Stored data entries
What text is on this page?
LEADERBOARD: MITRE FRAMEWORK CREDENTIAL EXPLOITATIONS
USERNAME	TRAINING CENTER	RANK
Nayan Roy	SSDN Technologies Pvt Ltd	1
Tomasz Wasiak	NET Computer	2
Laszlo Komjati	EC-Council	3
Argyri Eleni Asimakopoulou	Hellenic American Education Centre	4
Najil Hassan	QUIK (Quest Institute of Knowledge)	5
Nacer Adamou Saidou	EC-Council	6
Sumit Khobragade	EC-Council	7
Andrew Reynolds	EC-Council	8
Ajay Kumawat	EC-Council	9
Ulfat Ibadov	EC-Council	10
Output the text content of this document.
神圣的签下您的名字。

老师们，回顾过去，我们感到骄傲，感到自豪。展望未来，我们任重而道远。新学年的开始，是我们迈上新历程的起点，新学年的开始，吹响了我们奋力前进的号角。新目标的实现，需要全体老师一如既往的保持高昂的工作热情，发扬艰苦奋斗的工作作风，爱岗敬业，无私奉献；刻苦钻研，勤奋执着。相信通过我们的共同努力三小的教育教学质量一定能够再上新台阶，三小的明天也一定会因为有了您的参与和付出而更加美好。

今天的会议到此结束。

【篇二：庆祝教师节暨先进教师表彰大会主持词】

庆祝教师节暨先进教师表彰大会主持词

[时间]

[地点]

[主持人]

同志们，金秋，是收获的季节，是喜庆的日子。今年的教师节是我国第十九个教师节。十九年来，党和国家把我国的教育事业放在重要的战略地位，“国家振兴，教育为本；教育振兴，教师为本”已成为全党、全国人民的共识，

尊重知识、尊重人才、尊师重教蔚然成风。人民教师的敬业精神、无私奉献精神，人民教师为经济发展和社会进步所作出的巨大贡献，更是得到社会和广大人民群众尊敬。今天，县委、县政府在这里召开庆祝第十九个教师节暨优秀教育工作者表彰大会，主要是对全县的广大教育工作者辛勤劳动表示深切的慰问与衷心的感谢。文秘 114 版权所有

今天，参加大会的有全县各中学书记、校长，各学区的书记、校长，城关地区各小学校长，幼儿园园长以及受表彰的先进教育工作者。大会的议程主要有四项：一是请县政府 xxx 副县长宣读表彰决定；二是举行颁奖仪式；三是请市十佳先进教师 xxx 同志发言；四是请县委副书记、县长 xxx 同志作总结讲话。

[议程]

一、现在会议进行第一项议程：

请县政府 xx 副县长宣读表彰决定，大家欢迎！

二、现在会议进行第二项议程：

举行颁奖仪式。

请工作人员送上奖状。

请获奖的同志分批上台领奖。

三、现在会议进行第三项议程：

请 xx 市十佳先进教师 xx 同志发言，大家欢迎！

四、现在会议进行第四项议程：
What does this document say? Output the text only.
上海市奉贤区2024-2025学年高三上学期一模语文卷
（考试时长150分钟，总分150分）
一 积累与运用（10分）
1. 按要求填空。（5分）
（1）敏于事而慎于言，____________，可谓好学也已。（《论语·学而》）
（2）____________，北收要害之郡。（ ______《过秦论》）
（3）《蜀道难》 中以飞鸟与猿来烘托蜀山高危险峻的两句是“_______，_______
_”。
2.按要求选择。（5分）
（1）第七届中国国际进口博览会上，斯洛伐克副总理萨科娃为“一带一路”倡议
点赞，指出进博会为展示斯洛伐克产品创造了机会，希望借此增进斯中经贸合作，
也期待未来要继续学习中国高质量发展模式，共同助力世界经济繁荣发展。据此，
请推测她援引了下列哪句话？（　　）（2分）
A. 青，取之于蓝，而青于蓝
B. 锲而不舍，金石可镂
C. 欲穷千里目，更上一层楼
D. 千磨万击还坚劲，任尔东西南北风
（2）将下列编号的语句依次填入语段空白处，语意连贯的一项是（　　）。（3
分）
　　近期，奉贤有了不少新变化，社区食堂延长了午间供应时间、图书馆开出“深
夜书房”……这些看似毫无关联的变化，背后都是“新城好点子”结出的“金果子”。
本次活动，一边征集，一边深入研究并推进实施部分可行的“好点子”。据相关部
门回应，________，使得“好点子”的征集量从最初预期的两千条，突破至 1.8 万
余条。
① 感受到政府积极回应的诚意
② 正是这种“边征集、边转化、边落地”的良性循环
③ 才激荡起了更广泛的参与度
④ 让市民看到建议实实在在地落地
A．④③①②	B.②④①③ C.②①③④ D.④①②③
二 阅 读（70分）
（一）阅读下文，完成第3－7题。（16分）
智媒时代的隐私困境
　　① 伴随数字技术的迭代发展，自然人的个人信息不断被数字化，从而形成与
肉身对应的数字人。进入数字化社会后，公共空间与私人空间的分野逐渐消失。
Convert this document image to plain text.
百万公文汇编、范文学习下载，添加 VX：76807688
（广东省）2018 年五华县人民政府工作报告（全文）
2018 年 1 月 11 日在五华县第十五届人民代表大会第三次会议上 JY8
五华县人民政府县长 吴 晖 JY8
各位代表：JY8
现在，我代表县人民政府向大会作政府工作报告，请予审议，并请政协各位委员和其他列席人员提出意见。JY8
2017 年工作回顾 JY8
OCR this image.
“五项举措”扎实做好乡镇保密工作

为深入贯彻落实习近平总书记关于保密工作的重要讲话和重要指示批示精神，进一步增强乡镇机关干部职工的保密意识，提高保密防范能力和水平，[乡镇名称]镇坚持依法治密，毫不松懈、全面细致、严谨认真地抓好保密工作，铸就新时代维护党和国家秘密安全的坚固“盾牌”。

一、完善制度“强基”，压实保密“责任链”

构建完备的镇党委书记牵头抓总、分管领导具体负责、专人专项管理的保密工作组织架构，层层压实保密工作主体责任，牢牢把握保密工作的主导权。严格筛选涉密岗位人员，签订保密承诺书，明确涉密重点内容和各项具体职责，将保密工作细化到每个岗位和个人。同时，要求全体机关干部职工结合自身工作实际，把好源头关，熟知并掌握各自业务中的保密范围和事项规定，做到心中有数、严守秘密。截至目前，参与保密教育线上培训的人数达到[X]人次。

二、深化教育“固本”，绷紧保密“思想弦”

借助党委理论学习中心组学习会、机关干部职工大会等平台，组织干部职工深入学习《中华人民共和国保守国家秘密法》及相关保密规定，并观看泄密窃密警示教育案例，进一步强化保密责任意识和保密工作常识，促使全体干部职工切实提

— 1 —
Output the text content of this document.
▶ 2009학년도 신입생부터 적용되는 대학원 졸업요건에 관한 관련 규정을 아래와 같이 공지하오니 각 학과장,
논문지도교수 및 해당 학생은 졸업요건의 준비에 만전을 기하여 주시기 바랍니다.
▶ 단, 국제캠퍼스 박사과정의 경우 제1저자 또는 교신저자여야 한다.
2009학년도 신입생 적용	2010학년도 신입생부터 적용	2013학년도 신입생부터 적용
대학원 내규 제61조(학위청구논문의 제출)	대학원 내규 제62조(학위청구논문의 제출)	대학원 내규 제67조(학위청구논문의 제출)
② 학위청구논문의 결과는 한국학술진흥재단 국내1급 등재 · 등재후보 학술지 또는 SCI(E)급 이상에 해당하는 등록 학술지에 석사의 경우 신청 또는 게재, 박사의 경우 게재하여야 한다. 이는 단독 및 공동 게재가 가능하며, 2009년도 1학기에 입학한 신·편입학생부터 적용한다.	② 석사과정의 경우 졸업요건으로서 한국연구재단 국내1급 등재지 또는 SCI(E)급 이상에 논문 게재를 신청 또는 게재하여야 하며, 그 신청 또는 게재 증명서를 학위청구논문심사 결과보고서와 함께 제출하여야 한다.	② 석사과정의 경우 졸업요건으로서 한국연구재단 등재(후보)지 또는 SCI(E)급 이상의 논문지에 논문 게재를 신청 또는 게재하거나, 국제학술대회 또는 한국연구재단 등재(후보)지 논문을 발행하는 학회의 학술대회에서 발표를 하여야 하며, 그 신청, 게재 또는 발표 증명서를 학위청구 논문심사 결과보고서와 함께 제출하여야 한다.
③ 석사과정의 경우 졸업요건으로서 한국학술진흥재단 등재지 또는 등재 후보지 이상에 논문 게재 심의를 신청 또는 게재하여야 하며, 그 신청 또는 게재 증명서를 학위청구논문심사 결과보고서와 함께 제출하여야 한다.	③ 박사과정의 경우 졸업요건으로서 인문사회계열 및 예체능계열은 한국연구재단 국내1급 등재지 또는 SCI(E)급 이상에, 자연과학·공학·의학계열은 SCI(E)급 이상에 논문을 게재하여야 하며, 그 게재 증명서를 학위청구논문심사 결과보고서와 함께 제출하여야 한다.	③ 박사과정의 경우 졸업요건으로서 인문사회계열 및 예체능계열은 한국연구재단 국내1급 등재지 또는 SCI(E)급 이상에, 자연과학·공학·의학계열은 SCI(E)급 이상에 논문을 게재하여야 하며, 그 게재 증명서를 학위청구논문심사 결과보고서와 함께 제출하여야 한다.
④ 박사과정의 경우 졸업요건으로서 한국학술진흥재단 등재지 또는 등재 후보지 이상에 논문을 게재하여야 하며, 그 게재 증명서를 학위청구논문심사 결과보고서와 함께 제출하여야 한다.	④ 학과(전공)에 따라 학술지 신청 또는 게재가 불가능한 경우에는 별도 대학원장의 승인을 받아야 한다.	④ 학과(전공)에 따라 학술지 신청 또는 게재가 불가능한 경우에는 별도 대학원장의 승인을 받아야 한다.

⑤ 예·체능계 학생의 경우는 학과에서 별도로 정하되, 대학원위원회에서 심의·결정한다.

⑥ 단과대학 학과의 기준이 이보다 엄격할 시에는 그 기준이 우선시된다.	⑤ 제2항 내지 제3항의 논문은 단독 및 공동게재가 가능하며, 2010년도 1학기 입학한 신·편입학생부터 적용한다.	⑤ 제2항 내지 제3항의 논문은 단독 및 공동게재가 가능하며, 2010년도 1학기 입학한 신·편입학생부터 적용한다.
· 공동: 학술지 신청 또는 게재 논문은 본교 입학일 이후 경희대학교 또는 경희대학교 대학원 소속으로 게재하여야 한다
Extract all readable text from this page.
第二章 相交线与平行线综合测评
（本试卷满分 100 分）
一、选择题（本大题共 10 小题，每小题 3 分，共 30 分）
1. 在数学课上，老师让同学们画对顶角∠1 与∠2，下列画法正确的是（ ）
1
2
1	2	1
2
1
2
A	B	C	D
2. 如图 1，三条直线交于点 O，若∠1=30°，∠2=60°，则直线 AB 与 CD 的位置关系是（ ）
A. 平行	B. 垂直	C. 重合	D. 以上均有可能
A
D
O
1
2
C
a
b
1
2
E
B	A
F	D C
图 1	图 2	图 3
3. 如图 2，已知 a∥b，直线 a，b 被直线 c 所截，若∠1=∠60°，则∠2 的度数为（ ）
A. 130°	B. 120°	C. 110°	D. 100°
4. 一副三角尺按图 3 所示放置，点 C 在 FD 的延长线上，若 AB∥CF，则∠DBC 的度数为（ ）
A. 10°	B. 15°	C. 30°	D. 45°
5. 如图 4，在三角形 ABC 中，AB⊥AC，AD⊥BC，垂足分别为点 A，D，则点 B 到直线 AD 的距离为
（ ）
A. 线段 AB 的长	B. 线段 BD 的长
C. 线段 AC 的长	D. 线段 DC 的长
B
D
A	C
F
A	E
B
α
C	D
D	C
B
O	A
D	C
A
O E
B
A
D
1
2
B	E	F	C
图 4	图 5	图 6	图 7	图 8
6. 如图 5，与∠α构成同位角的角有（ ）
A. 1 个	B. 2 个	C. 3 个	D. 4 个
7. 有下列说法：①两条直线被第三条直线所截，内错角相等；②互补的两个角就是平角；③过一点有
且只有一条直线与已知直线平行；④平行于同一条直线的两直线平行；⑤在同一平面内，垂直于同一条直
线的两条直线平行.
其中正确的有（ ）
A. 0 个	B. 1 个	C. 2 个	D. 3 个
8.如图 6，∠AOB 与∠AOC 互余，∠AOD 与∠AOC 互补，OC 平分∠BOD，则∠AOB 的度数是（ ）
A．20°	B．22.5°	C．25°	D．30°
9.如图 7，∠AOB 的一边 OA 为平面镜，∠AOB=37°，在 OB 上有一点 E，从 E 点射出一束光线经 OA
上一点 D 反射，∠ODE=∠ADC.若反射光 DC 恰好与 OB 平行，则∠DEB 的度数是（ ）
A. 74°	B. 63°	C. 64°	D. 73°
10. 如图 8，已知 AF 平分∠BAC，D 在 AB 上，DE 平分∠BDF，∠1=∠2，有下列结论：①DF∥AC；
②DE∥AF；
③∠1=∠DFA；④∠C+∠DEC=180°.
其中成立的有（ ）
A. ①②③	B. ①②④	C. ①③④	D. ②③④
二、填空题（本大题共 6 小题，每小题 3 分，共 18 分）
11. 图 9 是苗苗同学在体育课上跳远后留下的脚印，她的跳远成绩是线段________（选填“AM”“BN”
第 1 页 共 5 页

■ **Instructions to follow**
In the listing, how many lines hold "庆祝教师节暨先进教师表彰大会主持词"? Answer with a bare number.

■ **Result**
2